■ DATASET EXTRACT
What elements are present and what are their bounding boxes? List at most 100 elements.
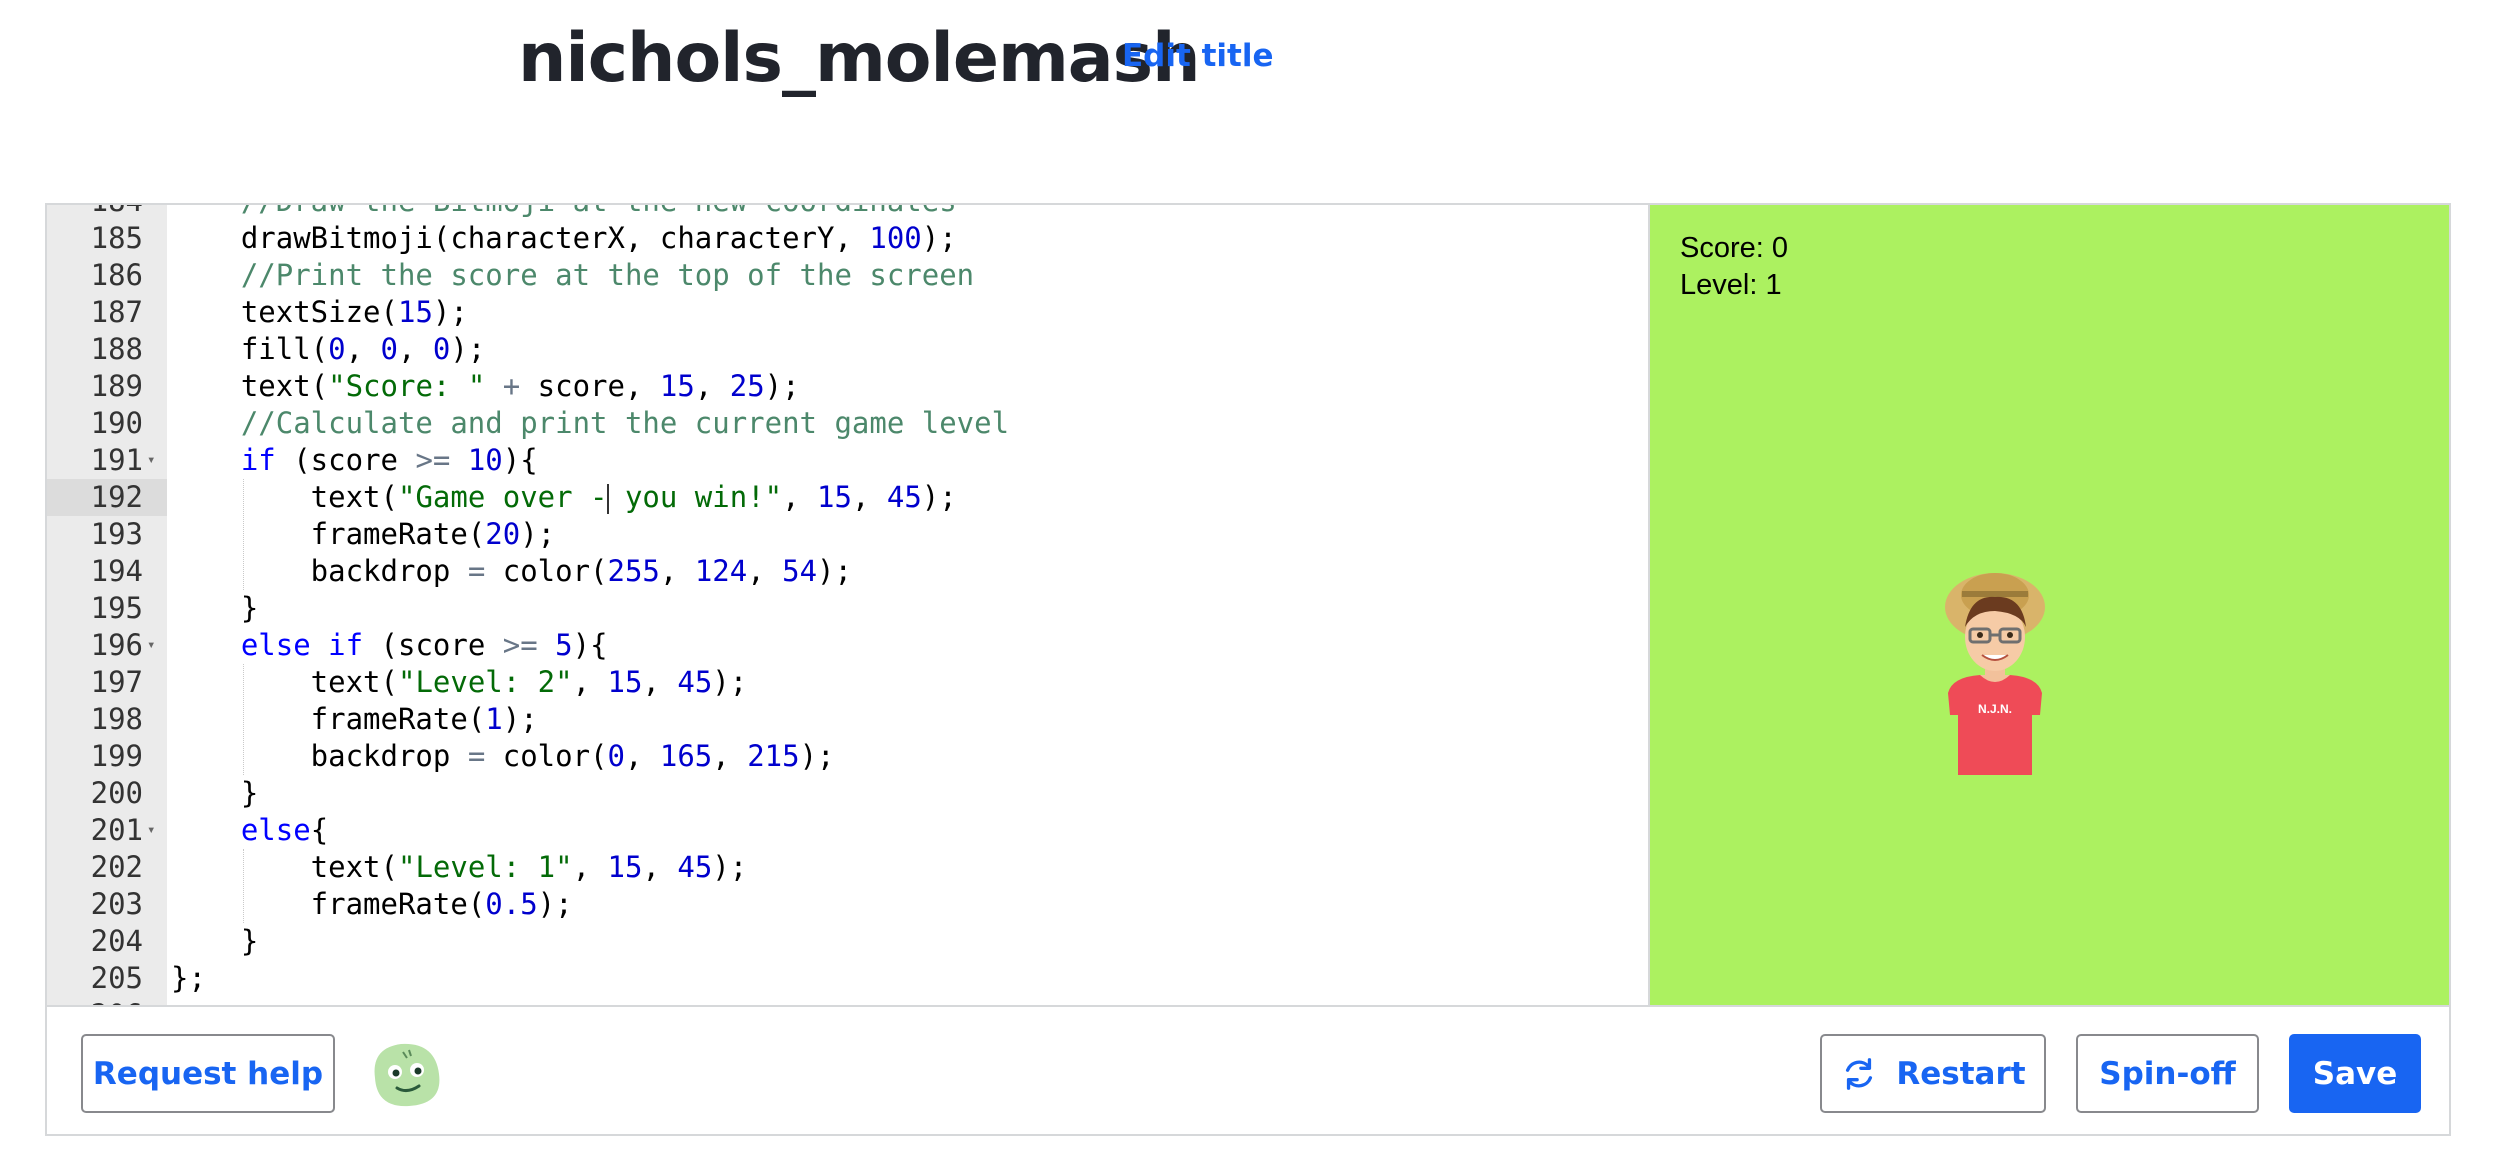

* * *

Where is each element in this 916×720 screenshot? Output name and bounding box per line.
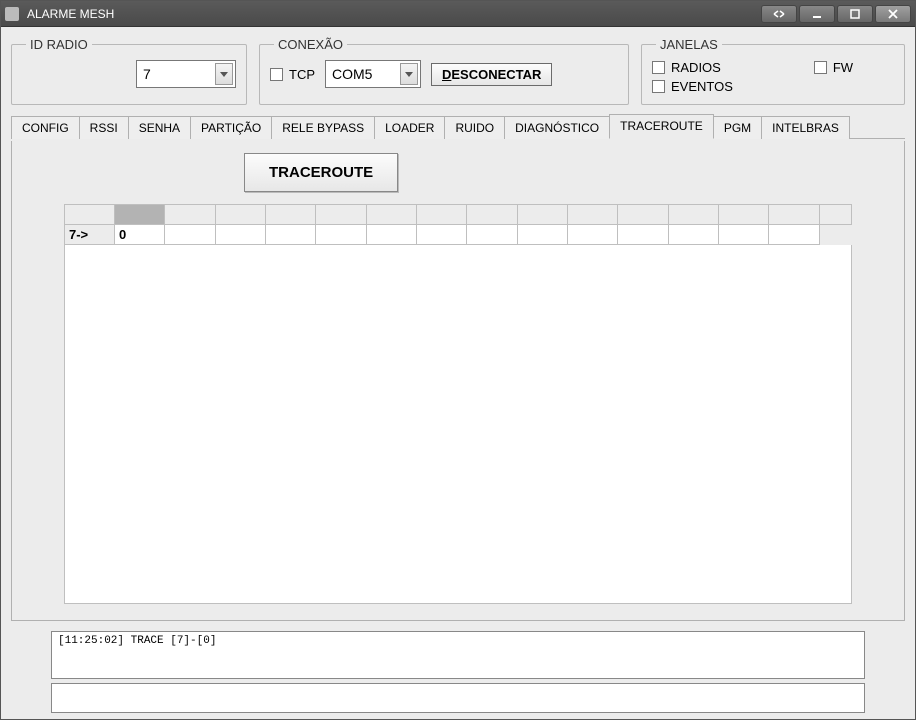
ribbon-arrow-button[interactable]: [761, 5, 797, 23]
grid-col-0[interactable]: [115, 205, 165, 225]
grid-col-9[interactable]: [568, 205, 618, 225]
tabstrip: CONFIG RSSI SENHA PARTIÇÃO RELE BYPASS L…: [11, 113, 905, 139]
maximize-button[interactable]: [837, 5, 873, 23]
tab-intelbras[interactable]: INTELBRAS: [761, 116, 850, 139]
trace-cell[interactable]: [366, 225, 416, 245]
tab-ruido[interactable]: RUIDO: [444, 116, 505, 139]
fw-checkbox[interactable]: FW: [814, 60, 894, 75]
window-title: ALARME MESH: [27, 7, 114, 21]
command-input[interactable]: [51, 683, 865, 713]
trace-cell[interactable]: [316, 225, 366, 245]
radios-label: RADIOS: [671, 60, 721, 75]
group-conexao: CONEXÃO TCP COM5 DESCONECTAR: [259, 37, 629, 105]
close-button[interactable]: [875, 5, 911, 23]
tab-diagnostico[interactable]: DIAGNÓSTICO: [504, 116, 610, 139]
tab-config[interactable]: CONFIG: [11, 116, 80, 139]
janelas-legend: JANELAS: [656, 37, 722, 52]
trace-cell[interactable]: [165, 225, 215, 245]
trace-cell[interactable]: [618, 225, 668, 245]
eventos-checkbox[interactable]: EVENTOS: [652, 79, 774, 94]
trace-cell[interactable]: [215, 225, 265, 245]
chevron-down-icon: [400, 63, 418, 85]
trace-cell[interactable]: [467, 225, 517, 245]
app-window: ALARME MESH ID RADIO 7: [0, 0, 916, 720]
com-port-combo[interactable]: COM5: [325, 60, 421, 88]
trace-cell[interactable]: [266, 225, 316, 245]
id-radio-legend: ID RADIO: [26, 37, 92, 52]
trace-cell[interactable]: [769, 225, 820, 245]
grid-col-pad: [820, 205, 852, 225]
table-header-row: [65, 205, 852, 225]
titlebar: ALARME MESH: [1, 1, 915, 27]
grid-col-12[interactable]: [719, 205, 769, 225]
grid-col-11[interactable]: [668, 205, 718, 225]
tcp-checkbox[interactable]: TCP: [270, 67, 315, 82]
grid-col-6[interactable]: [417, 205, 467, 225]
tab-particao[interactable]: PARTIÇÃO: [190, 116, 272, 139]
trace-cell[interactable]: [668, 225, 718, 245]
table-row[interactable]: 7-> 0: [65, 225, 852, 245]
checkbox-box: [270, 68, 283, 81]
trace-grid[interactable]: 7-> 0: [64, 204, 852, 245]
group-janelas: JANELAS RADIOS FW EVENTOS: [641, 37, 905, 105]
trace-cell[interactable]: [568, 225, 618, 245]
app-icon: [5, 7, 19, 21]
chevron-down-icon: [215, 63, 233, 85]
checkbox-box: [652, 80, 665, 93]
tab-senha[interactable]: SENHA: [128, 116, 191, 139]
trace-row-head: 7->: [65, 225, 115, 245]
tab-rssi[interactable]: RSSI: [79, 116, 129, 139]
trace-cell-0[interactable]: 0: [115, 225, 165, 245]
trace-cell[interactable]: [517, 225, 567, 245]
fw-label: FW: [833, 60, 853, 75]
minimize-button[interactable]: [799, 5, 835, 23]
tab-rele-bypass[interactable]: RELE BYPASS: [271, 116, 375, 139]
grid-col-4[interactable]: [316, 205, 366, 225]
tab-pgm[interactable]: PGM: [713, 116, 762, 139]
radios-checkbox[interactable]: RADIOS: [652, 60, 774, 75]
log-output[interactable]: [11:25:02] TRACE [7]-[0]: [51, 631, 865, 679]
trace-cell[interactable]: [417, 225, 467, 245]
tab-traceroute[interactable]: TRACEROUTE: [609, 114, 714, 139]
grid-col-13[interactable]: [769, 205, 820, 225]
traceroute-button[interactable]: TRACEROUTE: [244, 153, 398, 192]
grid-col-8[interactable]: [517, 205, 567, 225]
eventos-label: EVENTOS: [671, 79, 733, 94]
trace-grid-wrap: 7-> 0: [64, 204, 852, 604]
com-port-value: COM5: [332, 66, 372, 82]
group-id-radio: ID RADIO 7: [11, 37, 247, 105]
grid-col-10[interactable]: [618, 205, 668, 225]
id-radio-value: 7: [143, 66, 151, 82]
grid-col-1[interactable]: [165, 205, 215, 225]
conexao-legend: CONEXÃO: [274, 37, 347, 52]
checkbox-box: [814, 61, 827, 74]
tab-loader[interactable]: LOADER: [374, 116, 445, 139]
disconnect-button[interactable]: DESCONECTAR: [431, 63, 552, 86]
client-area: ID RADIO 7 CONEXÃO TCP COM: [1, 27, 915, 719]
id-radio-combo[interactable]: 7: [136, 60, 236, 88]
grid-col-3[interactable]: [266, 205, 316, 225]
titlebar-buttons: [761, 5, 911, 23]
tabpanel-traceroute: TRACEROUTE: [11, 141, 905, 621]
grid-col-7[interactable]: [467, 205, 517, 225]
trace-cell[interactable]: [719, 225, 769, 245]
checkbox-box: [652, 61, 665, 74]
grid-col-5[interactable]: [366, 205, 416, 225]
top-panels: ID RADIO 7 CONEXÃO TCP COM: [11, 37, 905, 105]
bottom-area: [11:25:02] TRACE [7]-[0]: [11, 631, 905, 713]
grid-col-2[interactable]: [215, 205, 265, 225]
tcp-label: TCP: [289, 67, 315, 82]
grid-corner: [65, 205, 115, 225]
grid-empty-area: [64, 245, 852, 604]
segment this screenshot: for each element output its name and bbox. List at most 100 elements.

■ WHAT TO DO
Turn the listing, from the line with "Where is each" up to and including the line with "radios-label: RADIOS: [671, 60, 721, 75]", into a JSON list of strings with one string per line. Skip blank lines and leave the picture out.

■ SOLUTION BELOW
[
  "Where is each element in this 916×720 screenshot? Output name and bounding box per line.",
  "ribbon-arrow-button[interactable]: [761, 5, 797, 23]",
  "grid-col-0[interactable]: [115, 205, 165, 225]",
  "grid-col-9[interactable]: [568, 205, 618, 225]",
  "tabstrip: CONFIG RSSI SENHA PARTIÇÃO RELE BYPASS L…: [11, 113, 905, 139]",
  "maximize-button[interactable]: [837, 5, 873, 23]",
  "tab-intelbras[interactable]: INTELBRAS: [761, 116, 850, 139]",
  "trace-cell[interactable]: [366, 225, 416, 245]",
  "tab-ruido[interactable]: RUIDO: [444, 116, 505, 139]",
  "fw-checkbox[interactable]: FW: [814, 60, 894, 75]",
  "window-title: ALARME MESH: [27, 7, 114, 21]",
  "command-input[interactable]: [51, 683, 865, 713]",
  "trace-cell[interactable]: [316, 225, 366, 245]",
  "radios-label: RADIOS: [671, 60, 721, 75]"
]